*Excerpt to read:*
But as the trailer revealed, the MCU’s version of Carol Danvers has been on a very different journey. Let’s take a look at five things we learned from the trailer.

1. Carol Has Amnesia

Perhaps the key plot detail spoken in dialogue occurs midway through the trailer when Carol tells Nick Fury (Samuel L. Jackson) that she keeps having memories of “a life here” on Earth. Unfortunately, she cannot tell if these glimpses of a forgotten past are real or something implanted. Throughout the remainder of the trailer, we see quick cuts to that life in the Air Force and, seemingly, a mission into space which first brings her into contact with the Kree Empire.

Thanks to statements made by Marvel Studios chief Kevin Feige, we know Carol’s life more than likely began on Earth. But we also know the movie will begin with her already in space as a member of the Kree Starforce, working alongside Jude Law’s still unnamed character – though most suspect he will be that original Captain Marvel mentioned earlier – and future Guardians of the Galaxy antagonists Ronan (Lee Pace) and Korath (Djimon Hounsou). Which means Carol will have an interesting interior journey in the film – discovering who she was on Earth and what the Kree really did to her.

Also, she’ll beat up some Skrulls along the way.

2. Nick Fury Was Ready To Quit In The 1990s

(Photo by Photo: Chuck Zlotnick ©Marvel Studios 2019)

And since Jackson’s Nick Fury is a featured character in the film, he will have a journey as well. As he states upfront, he was “ready to hang it up” before meeting Carol. Previously, we learned he is something of a “desk jockey” at this stage of his career. Considering the sort of wild lives people can have in S.H.I.E.L.D., starting from its days as the S.S.R. (Strategic Science Reserve), Fury’s dead-end job is very interesting. Since we know Hydra was active in the organization at the time, it is possible someone was purposefully keeping him down. It is also possible he just needed a part-alien hero to drop on his doorstep and call him into action.

Of course, as Fury mentioned in Captain America: The Winter Solider, trusting someone once cost him an eye and this could be very well be that story.

Meanwhile, the scenes with Fury show off Marvel’s uncanny de-aging technology once again. As in Iron Man 3, Ant-Man, and Ant-Man and the Wasp, the studio seems to go out of its way to de-age actors who were well-known at the time these scenes take place. For Jackson’s Fury, this means using sophisticated computer technology to make him look as he did in the post-Pulp Fiction era of his career. But unlike those earlier Marvel films, Jackson must be de-aged throughout the film, which may prove to be the biggest challenge for the tech thus far.

Also, the shot of his pager should evoke memories of Avengers: Infinity War’s credit sequence’s final moment.

3. Carol May Not Have Orders To Be Here

In one of Fury’s opening lines, he refers to Carol as a “renegade soldier,” which suggests she may not be under orders to return to Earth. If the Kree suppressed her memory, it would be in their interests to keep her away from the planet. But considering her crash landing, coming to Earth may have been an accident beyond anyone’s control.

*Material:*
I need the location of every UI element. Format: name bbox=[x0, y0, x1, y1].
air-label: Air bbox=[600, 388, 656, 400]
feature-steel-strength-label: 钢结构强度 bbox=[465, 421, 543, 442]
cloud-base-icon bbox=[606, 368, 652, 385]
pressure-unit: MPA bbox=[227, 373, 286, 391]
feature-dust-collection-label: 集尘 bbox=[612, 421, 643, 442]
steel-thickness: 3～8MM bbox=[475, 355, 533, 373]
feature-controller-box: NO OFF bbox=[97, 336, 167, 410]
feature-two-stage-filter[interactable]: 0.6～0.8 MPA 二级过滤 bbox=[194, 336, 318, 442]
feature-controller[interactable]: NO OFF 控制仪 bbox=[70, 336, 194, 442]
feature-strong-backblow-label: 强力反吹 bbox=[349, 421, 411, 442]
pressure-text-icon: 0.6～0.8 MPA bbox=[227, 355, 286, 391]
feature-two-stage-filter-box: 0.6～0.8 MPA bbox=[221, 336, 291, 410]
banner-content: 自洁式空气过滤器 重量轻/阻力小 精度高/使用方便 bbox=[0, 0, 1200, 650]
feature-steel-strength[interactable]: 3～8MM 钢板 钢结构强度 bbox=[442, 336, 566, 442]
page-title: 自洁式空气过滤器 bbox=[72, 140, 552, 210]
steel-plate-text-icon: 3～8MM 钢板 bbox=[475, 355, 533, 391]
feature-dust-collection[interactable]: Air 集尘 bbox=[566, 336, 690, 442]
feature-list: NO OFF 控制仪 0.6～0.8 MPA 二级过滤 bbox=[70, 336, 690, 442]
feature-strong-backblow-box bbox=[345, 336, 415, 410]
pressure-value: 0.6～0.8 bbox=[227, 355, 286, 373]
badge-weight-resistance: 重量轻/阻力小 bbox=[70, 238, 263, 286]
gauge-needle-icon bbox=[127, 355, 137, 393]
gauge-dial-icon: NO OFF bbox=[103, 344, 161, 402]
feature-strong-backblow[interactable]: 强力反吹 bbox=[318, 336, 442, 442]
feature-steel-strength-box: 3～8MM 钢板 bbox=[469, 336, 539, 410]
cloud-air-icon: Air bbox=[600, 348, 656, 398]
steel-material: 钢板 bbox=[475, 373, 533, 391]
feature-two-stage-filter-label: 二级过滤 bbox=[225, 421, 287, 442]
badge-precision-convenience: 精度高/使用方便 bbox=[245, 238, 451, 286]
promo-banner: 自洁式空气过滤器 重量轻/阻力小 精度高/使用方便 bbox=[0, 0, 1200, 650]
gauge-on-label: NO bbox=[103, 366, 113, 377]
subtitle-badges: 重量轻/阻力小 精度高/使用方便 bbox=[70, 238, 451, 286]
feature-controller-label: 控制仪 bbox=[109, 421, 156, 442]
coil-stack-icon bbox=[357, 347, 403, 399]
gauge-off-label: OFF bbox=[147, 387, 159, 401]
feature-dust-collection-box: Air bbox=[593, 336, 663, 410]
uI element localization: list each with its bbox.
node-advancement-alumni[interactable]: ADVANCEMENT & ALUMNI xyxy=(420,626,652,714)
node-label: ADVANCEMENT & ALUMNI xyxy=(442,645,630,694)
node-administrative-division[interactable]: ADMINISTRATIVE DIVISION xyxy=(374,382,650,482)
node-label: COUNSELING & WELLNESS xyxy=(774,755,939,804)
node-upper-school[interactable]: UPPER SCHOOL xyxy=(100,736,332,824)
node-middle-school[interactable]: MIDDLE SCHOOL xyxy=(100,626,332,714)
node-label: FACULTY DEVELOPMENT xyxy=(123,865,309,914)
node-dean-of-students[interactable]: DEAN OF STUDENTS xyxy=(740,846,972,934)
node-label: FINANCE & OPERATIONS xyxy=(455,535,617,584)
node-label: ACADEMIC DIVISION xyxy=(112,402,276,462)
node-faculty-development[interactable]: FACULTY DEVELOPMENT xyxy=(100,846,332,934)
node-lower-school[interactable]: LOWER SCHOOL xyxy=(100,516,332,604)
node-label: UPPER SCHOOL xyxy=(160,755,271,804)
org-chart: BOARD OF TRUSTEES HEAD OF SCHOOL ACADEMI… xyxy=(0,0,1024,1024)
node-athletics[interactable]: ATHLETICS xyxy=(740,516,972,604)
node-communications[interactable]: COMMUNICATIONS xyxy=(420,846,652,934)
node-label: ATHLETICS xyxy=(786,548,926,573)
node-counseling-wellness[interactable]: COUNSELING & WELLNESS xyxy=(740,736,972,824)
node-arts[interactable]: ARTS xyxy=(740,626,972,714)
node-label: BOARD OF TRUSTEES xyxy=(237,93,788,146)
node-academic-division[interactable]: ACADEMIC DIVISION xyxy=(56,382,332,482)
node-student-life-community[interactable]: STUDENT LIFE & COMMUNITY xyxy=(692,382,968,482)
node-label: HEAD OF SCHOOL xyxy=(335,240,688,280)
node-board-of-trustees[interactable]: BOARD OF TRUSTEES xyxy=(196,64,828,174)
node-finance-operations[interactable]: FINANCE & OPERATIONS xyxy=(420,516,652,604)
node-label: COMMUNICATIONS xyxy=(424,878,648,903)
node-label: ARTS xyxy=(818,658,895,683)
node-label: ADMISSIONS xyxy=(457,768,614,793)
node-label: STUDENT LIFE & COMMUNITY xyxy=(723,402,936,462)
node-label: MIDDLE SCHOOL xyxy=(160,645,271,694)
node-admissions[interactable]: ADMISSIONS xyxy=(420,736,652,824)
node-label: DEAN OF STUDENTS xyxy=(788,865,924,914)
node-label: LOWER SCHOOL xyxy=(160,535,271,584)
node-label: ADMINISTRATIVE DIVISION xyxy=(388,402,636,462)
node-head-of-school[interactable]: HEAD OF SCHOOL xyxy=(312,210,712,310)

*To do:*
1) Update the rows from the first one through the line containing "feature-dust-collection[interactable]: Air 集尘" by replacing "cloud-base-icon" with "cloud-icon", and give back only those lines with everything else left unchanged.
2) Take the article about the Captain Marvel trailer further, continuing it from the point where it stops.

*Written responses:*
1)
I need the location of every UI element. Format: name bbox=[x0, y0, x1, y1].
air-label: Air bbox=[600, 388, 656, 400]
feature-steel-strength-label: 钢结构强度 bbox=[465, 421, 543, 442]
cloud-icon bbox=[606, 368, 652, 385]
pressure-unit: MPA bbox=[227, 373, 286, 391]
feature-dust-collection-label: 集尘 bbox=[612, 421, 643, 442]
steel-thickness: 3～8MM bbox=[475, 355, 533, 373]
feature-controller-box: NO OFF bbox=[97, 336, 167, 410]
feature-two-stage-filter[interactable]: 0.6～0.8 MPA 二级过滤 bbox=[194, 336, 318, 442]
feature-controller[interactable]: NO OFF 控制仪 bbox=[70, 336, 194, 442]
feature-strong-backblow-label: 强力反吹 bbox=[349, 421, 411, 442]
pressure-text-icon: 0.6～0.8 MPA bbox=[227, 355, 286, 391]
feature-two-stage-filter-box: 0.6～0.8 MPA bbox=[221, 336, 291, 410]
banner-content: 自洁式空气过滤器 重量轻/阻力小 精度高/使用方便 bbox=[0, 0, 1200, 650]
feature-steel-strength[interactable]: 3～8MM 钢板 钢结构强度 bbox=[442, 336, 566, 442]
page-title: 自洁式空气过滤器 bbox=[72, 140, 552, 210]
steel-plate-text-icon: 3～8MM 钢板 bbox=[475, 355, 533, 391]
feature-dust-collection[interactable]: Air 集尘 bbox=[566, 336, 690, 442]

2)
In considering the galactic situation of Captain Marvel‘s timeframe, it is important to remember the uneasy alliance between the Kree Empire and the Nova Empire (as seen in Guardians of the Galaxy) from the present-day MCU. The Kree are not exactly heroes, as evidenced by Ronan’s ultimate turn or their activities 90 years from now on Marvel’s Agents of S.H.I.E.L.D. And even those looking for a peace still maintain some of the xenophobia and hostility typically associated with the Empire. Their war with the Skrulls in Captain Marvel may not be as clear cut as the trailer suggests – note how heroic the Starforce seems in their few glimpses – and Carol’s unplanned trip home may have unseen repercussions worthy of a sequel.

Or, perhaps, those consequences will explain why she’s been gone for 20-odd years.

4. The Period Details Are More Than Just a Gimmick

The Blockbuster Video may be the cheekiest way to tell you Captain Marvel takes place in the 1990s, but there are a number of other subtle details setting up not only the timeframe, but also a location not seen in a Marvel film in a very long time: Los Angeles.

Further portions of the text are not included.